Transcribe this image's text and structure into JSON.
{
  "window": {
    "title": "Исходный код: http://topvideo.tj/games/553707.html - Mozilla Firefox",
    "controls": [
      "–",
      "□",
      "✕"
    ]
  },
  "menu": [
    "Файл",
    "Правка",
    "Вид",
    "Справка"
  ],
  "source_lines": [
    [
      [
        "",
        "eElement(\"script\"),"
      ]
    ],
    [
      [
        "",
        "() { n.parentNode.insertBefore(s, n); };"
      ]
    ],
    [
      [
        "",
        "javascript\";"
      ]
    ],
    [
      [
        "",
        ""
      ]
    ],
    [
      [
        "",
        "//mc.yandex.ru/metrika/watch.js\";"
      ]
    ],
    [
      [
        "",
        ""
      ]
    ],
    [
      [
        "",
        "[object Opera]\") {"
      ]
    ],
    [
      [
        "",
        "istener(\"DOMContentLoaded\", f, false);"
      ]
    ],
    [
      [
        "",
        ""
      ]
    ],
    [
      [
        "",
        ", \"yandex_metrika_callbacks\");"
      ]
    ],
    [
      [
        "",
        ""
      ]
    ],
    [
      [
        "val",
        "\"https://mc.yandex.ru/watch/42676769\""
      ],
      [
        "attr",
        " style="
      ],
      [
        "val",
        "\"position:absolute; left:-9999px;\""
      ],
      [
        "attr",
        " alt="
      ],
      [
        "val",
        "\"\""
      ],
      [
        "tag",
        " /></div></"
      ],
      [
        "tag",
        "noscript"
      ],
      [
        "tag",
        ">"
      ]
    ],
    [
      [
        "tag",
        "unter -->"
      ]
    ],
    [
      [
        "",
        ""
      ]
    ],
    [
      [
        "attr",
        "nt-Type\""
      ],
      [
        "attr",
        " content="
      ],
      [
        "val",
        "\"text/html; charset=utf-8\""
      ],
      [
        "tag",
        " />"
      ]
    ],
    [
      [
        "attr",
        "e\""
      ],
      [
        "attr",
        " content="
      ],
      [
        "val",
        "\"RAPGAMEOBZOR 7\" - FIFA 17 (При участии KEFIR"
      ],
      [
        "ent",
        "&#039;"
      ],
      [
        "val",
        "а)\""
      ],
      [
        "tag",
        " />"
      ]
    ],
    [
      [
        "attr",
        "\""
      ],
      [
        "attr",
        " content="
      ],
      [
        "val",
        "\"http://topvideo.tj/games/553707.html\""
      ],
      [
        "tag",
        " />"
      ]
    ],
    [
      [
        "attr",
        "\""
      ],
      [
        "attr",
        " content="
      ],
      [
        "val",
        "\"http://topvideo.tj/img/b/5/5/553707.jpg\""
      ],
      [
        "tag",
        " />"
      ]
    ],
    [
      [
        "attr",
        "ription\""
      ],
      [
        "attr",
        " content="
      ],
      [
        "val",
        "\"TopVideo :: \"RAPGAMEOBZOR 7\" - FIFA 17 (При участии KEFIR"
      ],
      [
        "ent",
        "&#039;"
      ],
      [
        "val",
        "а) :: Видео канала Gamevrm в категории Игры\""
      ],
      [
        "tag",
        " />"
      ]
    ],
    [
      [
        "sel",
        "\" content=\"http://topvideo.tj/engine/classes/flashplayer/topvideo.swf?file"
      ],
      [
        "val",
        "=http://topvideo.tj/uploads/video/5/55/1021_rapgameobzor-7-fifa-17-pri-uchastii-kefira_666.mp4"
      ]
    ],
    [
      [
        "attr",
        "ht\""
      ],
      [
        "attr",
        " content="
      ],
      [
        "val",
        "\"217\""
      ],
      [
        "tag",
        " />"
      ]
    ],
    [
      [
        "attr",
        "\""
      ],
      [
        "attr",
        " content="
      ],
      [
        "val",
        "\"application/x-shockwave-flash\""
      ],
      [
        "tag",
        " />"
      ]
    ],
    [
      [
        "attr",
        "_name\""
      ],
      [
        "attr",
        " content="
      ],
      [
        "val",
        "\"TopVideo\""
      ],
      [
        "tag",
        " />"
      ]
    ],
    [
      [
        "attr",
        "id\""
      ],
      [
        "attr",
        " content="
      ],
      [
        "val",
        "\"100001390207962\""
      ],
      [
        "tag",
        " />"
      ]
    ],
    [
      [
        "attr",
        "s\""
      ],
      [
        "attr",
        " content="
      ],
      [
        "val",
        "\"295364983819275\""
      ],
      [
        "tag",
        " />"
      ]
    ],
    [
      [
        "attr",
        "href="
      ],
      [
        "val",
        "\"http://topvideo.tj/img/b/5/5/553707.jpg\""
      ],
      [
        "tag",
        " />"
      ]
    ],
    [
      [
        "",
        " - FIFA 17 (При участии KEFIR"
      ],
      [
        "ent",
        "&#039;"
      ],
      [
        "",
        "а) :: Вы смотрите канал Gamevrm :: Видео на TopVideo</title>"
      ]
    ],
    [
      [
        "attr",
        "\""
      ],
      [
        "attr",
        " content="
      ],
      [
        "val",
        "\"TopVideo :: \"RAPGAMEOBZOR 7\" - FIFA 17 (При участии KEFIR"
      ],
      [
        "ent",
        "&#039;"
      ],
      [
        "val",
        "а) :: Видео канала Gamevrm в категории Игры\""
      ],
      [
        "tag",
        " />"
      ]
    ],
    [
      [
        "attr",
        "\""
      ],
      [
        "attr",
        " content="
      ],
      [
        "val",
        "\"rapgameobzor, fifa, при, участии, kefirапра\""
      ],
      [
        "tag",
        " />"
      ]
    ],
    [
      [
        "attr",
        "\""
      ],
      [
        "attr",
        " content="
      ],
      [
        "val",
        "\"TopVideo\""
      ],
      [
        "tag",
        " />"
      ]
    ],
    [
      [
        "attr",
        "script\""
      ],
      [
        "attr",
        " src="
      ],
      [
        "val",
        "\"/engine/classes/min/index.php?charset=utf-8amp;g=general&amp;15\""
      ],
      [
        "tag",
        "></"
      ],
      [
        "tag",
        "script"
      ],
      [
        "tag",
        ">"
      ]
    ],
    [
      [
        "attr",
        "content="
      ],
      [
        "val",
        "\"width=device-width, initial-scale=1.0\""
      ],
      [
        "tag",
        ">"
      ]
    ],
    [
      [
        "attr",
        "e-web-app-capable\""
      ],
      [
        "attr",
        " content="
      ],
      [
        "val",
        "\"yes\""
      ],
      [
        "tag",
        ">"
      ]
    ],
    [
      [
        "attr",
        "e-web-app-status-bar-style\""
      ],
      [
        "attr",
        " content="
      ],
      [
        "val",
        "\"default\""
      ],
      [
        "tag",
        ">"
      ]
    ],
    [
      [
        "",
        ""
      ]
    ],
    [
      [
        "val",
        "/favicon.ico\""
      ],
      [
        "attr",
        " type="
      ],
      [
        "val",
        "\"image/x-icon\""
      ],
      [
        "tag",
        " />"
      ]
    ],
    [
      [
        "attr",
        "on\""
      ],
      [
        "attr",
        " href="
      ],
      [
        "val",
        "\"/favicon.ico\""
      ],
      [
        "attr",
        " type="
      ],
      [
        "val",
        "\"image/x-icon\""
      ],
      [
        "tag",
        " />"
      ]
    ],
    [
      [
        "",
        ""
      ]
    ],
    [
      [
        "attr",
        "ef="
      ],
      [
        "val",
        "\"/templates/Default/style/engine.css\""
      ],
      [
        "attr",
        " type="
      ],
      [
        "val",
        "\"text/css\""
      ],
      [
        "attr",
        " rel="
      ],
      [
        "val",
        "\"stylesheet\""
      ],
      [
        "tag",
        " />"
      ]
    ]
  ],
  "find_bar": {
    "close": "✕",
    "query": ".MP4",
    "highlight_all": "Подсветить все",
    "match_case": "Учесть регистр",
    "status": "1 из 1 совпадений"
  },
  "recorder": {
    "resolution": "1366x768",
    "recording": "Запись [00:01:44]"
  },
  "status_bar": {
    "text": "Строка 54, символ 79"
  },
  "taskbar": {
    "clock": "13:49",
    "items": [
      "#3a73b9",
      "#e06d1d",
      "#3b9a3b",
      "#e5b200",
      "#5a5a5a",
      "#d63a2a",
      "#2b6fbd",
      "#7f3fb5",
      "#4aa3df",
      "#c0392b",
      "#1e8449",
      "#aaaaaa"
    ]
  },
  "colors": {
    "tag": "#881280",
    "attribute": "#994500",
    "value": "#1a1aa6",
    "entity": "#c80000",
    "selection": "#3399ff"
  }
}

__PROBLEM DETAILS__. Identify each line in the records above that contains the word "engine", and copy it out in full.

__SOLUTION TO THIS EXERCISE__.
        "\" content=\"http://topvideo.tj/engine/classes/flashplayer/topvideo.swf?file"
        "\"/engine/classes/min/index.php?charset=utf-8amp;g=general&amp;15\""
        "\"/templates/Default/style/engine.css\""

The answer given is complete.